Records supplied:
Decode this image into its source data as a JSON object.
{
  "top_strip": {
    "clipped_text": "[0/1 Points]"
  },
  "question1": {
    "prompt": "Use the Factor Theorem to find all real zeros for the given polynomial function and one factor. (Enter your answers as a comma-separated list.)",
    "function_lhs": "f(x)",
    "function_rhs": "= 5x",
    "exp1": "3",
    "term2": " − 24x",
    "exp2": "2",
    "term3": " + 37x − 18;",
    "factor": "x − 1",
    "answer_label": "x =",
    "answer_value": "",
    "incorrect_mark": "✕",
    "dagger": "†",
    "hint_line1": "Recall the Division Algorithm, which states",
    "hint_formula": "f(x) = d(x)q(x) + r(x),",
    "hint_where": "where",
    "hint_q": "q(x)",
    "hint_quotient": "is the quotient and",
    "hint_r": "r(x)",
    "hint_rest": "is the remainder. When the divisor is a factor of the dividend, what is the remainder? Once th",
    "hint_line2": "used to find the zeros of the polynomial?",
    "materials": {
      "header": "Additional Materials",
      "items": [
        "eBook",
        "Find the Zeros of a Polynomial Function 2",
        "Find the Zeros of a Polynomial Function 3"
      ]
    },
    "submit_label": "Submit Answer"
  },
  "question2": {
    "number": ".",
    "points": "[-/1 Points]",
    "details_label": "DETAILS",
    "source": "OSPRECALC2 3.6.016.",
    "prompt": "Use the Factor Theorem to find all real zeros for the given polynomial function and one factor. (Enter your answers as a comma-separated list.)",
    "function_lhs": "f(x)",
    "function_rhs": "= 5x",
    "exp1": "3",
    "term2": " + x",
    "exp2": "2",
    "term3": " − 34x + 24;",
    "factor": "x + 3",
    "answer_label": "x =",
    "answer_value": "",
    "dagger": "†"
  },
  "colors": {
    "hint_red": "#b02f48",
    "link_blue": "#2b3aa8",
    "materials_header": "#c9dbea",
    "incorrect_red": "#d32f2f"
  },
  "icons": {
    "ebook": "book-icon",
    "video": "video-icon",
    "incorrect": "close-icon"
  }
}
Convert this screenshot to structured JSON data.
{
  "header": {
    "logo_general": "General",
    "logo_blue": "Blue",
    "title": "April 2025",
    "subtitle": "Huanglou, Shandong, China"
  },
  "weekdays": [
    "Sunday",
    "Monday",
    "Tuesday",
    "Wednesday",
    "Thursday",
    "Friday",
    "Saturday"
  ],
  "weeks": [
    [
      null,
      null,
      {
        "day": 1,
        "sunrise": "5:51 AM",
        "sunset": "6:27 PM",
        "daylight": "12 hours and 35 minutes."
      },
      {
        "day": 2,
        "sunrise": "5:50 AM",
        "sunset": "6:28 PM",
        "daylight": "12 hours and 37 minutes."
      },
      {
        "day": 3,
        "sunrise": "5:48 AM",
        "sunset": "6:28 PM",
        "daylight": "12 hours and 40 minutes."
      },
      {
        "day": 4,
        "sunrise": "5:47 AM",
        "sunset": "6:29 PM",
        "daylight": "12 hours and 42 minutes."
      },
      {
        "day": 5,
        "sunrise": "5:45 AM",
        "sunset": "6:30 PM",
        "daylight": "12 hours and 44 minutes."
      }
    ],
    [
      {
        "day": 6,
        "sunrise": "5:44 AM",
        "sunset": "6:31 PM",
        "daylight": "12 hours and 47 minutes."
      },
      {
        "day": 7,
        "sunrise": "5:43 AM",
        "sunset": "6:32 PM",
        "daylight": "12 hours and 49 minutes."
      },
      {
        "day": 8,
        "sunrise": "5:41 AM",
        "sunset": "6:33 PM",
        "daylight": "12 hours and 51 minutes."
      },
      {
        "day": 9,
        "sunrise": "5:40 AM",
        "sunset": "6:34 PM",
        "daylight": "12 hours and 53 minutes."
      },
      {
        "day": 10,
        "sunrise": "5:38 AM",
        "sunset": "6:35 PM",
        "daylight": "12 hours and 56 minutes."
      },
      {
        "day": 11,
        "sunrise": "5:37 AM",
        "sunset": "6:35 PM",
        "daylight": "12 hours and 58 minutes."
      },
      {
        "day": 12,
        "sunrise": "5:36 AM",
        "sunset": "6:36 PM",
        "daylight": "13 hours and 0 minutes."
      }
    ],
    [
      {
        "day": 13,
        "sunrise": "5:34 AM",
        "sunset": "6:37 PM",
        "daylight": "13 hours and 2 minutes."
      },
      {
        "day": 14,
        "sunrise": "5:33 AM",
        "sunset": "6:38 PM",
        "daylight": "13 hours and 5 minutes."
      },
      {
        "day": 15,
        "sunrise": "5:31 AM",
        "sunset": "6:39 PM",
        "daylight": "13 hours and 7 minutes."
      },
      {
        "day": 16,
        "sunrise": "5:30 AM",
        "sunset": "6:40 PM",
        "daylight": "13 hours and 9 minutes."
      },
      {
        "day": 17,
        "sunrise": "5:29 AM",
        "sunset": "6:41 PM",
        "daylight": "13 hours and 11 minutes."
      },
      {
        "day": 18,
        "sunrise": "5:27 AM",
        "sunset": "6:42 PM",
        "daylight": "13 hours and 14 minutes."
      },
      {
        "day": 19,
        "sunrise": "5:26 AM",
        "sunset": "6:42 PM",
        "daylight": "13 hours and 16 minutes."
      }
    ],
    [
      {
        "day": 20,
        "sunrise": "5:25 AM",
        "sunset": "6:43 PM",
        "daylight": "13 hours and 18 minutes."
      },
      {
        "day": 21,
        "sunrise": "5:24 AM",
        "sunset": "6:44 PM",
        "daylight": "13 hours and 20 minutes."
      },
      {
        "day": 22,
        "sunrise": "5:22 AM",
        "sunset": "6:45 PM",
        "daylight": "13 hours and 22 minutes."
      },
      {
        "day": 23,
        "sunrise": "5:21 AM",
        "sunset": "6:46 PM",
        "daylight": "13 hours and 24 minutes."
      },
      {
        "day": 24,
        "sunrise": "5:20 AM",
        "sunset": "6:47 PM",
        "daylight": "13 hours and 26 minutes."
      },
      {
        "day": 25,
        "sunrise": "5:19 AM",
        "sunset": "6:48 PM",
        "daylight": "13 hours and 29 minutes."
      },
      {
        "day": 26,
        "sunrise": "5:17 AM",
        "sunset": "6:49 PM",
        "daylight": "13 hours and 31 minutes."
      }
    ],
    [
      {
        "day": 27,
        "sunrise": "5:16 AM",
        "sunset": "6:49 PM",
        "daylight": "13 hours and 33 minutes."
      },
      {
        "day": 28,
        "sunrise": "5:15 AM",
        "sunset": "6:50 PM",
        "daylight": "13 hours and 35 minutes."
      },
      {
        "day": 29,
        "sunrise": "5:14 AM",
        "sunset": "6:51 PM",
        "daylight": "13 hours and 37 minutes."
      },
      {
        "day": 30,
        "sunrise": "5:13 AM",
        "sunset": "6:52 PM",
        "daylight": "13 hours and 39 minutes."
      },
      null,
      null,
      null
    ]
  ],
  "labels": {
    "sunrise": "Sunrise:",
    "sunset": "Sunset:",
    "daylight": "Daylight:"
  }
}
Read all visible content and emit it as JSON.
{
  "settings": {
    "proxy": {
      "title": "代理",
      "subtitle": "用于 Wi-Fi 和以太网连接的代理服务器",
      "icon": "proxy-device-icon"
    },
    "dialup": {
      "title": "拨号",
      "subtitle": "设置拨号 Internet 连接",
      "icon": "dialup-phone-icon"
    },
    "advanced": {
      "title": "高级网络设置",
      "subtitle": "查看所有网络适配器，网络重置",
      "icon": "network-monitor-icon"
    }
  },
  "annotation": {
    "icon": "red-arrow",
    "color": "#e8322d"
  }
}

Short exercise: From the listing, copy each line containing the word "this".

Task solution:
Decode this image into its source data as a JSON object.
Convert this screenshot to structured JSON data.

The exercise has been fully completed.